* **What this task involves**:
Repeat the records verbatim and leave the pictures out of your copy.

* **Dataset entries on figures**:
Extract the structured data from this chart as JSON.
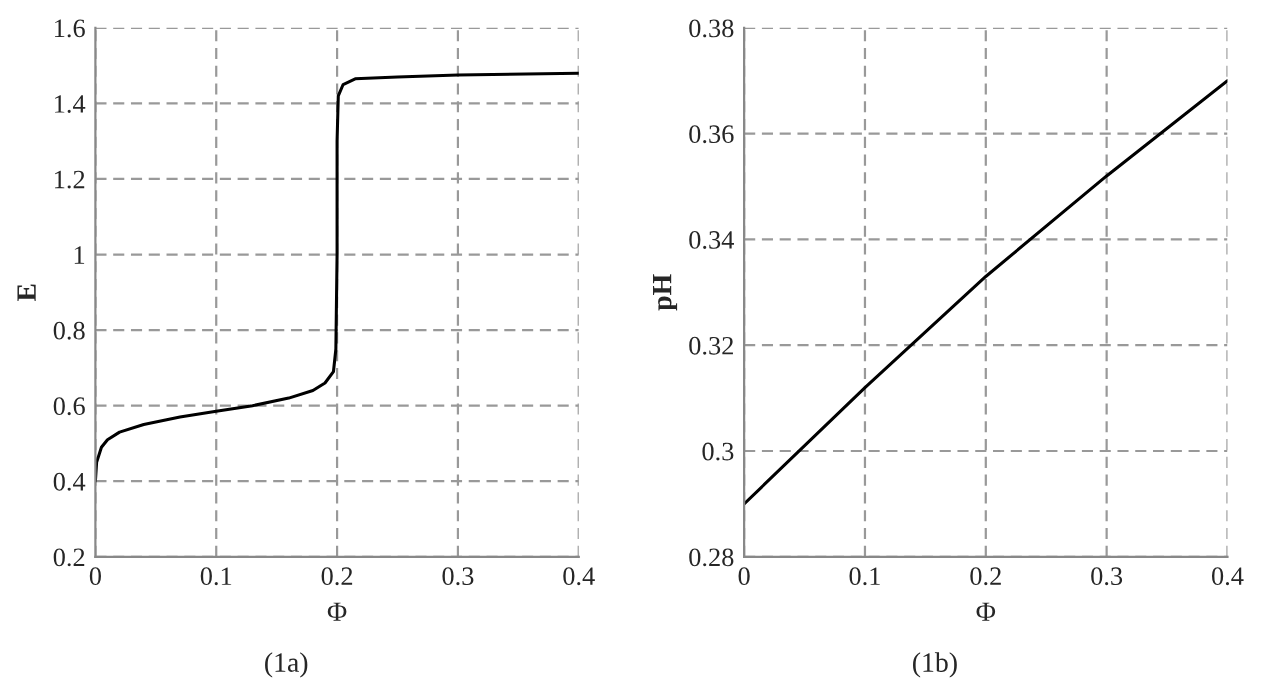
{
  "chart_data": [
    {
      "type": "line",
      "xlabel": "Φ",
      "ylabel": "E",
      "annotations": [
        "(1a)"
      ],
      "xlim": [
        0,
        0.4
      ],
      "ylim": [
        0.2,
        1.6
      ],
      "xticks": [
        0,
        0.1,
        0.2,
        0.3,
        0.4
      ],
      "yticks": [
        0.2,
        0.4,
        0.6,
        0.8,
        1,
        1.2,
        1.4,
        1.6
      ],
      "grid": true,
      "series": [
        {
          "color": "#000000",
          "x": [
            0,
            0.001,
            0.005,
            0.01,
            0.02,
            0.04,
            0.07,
            0.1,
            0.13,
            0.16,
            0.18,
            0.19,
            0.197,
            0.199,
            0.2,
            0.2,
            0.201,
            0.205,
            0.215,
            0.25,
            0.3,
            0.4
          ],
          "values": [
            0.4,
            0.45,
            0.49,
            0.51,
            0.53,
            0.55,
            0.57,
            0.585,
            0.6,
            0.62,
            0.64,
            0.66,
            0.69,
            0.75,
            1.0,
            1.3,
            1.42,
            1.45,
            1.465,
            1.47,
            1.475,
            1.48
          ]
        }
      ]
    },
    {
      "type": "line",
      "xlabel": "Φ",
      "ylabel": "pH",
      "annotations": [
        "(1b)"
      ],
      "xlim": [
        0,
        0.4
      ],
      "ylim": [
        0.28,
        0.38
      ],
      "xticks": [
        0,
        0.1,
        0.2,
        0.3,
        0.4
      ],
      "yticks": [
        0.28,
        0.3,
        0.32,
        0.34,
        0.36,
        0.38
      ],
      "grid": true,
      "series": [
        {
          "color": "#000000",
          "x": [
            0,
            0.1,
            0.2,
            0.3,
            0.4
          ],
          "values": [
            0.29,
            0.312,
            0.333,
            0.352,
            0.37
          ]
        }
      ]
    }
  ]
}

* **Output for this task**:
Extract the structured data from this chart as JSON.
{
  "chart_data": [
    {
      "type": "line",
      "xlabel": "Φ",
      "ylabel": "E",
      "annotations": [
        "(1a)"
      ],
      "xlim": [
        0,
        0.4
      ],
      "ylim": [
        0.2,
        1.6
      ],
      "xticks": [
        0,
        0.1,
        0.2,
        0.3,
        0.4
      ],
      "yticks": [
        0.2,
        0.4,
        0.6,
        0.8,
        1,
        1.2,
        1.4,
        1.6
      ],
      "grid": true,
      "series": [
        {
          "color": "#000000",
          "x": [
            0,
            0.001,
            0.005,
            0.01,
            0.02,
            0.04,
            0.07,
            0.1,
            0.13,
            0.16,
            0.18,
            0.19,
            0.197,
            0.199,
            0.2,
            0.2,
            0.201,
            0.205,
            0.215,
            0.25,
            0.3,
            0.4
          ],
          "values": [
            0.4,
            0.45,
            0.49,
            0.51,
            0.53,
            0.55,
            0.57,
            0.585,
            0.6,
            0.62,
            0.64,
            0.66,
            0.69,
            0.75,
            1.0,
            1.3,
            1.42,
            1.45,
            1.465,
            1.47,
            1.475,
            1.48
          ]
        }
      ]
    },
    {
      "type": "line",
      "xlabel": "Φ",
      "ylabel": "pH",
      "annotations": [
        "(1b)"
      ],
      "xlim": [
        0,
        0.4
      ],
      "ylim": [
        0.28,
        0.38
      ],
      "xticks": [
        0,
        0.1,
        0.2,
        0.3,
        0.4
      ],
      "yticks": [
        0.28,
        0.3,
        0.32,
        0.34,
        0.36,
        0.38
      ],
      "grid": true,
      "series": [
        {
          "color": "#000000",
          "x": [
            0,
            0.1,
            0.2,
            0.3,
            0.4
          ],
          "values": [
            0.29,
            0.312,
            0.333,
            0.352,
            0.37
          ]
        }
      ]
    }
  ]
}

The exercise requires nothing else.